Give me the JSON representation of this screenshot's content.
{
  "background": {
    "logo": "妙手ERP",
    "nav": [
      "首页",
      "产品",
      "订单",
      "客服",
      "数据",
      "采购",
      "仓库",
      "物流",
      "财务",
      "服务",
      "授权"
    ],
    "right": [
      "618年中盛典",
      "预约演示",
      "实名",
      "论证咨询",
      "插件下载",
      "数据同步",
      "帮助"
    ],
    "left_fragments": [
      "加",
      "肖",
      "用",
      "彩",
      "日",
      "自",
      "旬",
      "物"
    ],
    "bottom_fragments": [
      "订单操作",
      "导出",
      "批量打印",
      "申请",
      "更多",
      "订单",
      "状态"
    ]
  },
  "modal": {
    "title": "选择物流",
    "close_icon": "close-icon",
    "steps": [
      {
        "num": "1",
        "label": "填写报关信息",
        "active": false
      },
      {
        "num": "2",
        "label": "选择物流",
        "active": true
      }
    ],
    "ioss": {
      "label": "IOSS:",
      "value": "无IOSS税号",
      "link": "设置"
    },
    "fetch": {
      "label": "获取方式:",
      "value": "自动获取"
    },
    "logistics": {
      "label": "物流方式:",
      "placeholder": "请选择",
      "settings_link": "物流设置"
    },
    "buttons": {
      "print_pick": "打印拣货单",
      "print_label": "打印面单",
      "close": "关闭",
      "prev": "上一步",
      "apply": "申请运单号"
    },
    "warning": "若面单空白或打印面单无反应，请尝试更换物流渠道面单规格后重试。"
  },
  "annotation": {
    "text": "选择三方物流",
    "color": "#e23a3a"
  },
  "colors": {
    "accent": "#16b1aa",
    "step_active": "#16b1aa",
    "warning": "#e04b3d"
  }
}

__Problem description__
Locate the word "warning" in the records and collect each line it appears in.

__The output__
    "warning": "若面单空白或打印面单无反应，请尝试更换物流渠道面单规格后重试。"
    "warning": "#e04b3d"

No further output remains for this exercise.